**The exercise:** The listing below should be copied in full, word for word.
┏━━
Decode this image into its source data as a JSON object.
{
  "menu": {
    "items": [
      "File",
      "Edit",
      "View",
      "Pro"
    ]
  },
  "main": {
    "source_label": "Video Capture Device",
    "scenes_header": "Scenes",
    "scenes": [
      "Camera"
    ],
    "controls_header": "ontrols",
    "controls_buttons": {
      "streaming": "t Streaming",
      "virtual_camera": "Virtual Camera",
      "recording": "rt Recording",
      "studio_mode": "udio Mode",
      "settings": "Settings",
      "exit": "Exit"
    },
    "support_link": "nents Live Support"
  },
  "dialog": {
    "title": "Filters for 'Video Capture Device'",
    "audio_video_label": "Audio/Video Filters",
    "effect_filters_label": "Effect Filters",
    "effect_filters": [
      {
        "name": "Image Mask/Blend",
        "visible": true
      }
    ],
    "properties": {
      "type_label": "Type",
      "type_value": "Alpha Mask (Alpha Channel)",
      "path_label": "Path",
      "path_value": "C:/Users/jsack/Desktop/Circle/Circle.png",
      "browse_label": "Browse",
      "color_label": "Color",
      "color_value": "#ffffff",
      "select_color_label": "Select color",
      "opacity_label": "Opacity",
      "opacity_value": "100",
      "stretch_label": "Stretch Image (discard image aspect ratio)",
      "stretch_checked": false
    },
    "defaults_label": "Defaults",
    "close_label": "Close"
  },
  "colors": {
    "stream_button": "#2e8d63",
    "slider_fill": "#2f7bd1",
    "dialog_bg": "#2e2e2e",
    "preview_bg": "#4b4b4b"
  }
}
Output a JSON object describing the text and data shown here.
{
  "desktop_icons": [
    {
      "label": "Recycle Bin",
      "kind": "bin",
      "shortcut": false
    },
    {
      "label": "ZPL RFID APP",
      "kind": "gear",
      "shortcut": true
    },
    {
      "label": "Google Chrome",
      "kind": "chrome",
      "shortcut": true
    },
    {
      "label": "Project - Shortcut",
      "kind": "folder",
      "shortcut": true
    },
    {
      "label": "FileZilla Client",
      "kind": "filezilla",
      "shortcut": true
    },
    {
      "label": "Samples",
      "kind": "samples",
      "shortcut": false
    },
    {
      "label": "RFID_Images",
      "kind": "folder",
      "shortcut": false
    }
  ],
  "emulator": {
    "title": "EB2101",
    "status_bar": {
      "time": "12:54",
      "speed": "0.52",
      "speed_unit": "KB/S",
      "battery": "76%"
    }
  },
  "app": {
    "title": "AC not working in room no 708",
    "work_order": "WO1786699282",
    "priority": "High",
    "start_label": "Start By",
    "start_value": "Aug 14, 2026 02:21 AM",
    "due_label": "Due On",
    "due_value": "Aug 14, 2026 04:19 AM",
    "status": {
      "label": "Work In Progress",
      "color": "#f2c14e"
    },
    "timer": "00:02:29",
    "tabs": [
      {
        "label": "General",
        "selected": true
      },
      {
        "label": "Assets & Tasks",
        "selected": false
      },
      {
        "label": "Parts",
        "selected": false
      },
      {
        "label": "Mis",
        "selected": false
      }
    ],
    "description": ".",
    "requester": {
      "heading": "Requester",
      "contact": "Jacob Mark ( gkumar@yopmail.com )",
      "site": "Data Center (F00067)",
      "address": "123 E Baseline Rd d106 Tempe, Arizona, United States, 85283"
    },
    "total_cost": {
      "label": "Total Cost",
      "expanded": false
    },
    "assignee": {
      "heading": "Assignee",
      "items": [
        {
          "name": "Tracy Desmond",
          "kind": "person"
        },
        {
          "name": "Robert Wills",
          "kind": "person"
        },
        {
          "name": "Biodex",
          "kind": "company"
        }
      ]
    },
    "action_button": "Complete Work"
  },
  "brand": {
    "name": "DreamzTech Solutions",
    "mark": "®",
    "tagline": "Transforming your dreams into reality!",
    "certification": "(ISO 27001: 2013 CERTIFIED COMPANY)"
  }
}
┗━━
**Answer to this problem:**
Decode this image into its source data as a JSON object.
{
  "menu": {
    "items": [
      "File",
      "Edit",
      "View",
      "Pro"
    ]
  },
  "main": {
    "source_label": "Video Capture Device",
    "scenes_header": "Scenes",
    "scenes": [
      "Camera"
    ],
    "controls_header": "ontrols",
    "controls_buttons": {
      "streaming": "t Streaming",
      "virtual_camera": "Virtual Camera",
      "recording": "rt Recording",
      "studio_mode": "udio Mode",
      "settings": "Settings",
      "exit": "Exit"
    },
    "support_link": "nents Live Support"
  },
  "dialog": {
    "title": "Filters for 'Video Capture Device'",
    "audio_video_label": "Audio/Video Filters",
    "effect_filters_label": "Effect Filters",
    "effect_filters": [
      {
        "name": "Image Mask/Blend",
        "visible": true
      }
    ],
    "properties": {
      "type_label": "Type",
      "type_value": "Alpha Mask (Alpha Channel)",
      "path_label": "Path",
      "path_value": "C:/Users/jsack/Desktop/Circle/Circle.png",
      "browse_label": "Browse",
      "color_label": "Color",
      "color_value": "#ffffff",
      "select_color_label": "Select color",
      "opacity_label": "Opacity",
      "opacity_value": "100",
      "stretch_label": "Stretch Image (discard image aspect ratio)",
      "stretch_checked": false
    },
    "defaults_label": "Defaults",
    "close_label": "Close"
  },
  "colors": {
    "stream_button": "#2e8d63",
    "slider_fill": "#2f7bd1",
    "dialog_bg": "#2e2e2e",
    "preview_bg": "#4b4b4b"
  }
}
Output a JSON object describing the text and data shown here.
{
  "desktop_icons": [
    {
      "label": "Recycle Bin",
      "kind": "bin",
      "shortcut": false
    },
    {
      "label": "ZPL RFID APP",
      "kind": "gear",
      "shortcut": true
    },
    {
      "label": "Google Chrome",
      "kind": "chrome",
      "shortcut": true
    },
    {
      "label": "Project - Shortcut",
      "kind": "folder",
      "shortcut": true
    },
    {
      "label": "FileZilla Client",
      "kind": "filezilla",
      "shortcut": true
    },
    {
      "label": "Samples",
      "kind": "samples",
      "shortcut": false
    },
    {
      "label": "RFID_Images",
      "kind": "folder",
      "shortcut": false
    }
  ],
  "emulator": {
    "title": "EB2101",
    "status_bar": {
      "time": "12:54",
      "speed": "0.52",
      "speed_unit": "KB/S",
      "battery": "76%"
    }
  },
  "app": {
    "title": "AC not working in room no 708",
    "work_order": "WO1786699282",
    "priority": "High",
    "start_label": "Start By",
    "start_value": "Aug 14, 2026 02:21 AM",
    "due_label": "Due On",
    "due_value": "Aug 14, 2026 04:19 AM",
    "status": {
      "label": "Work In Progress",
      "color": "#f2c14e"
    },
    "timer": "00:02:29",
    "tabs": [
      {
        "label": "General",
        "selected": true
      },
      {
        "label": "Assets & Tasks",
        "selected": false
      },
      {
        "label": "Parts",
        "selected": false
      },
      {
        "label": "Mis",
        "selected": false
      }
    ],
    "description": ".",
    "requester": {
      "heading": "Requester",
      "contact": "Jacob Mark ( gkumar@yopmail.com )",
      "site": "Data Center (F00067)",
      "address": "123 E Baseline Rd d106 Tempe, Arizona, United States, 85283"
    },
    "total_cost": {
      "label": "Total Cost",
      "expanded": false
    },
    "assignee": {
      "heading": "Assignee",
      "items": [
        {
          "name": "Tracy Desmond",
          "kind": "person"
        },
        {
          "name": "Robert Wills",
          "kind": "person"
        },
        {
          "name": "Biodex",
          "kind": "company"
        }
      ]
    },
    "action_button": "Complete Work"
  },
  "brand": {
    "name": "DreamzTech Solutions",
    "mark": "®",
    "tagline": "Transforming your dreams into reality!",
    "certification": "(ISO 27001: 2013 CERTIFIED COMPANY)"
  }
}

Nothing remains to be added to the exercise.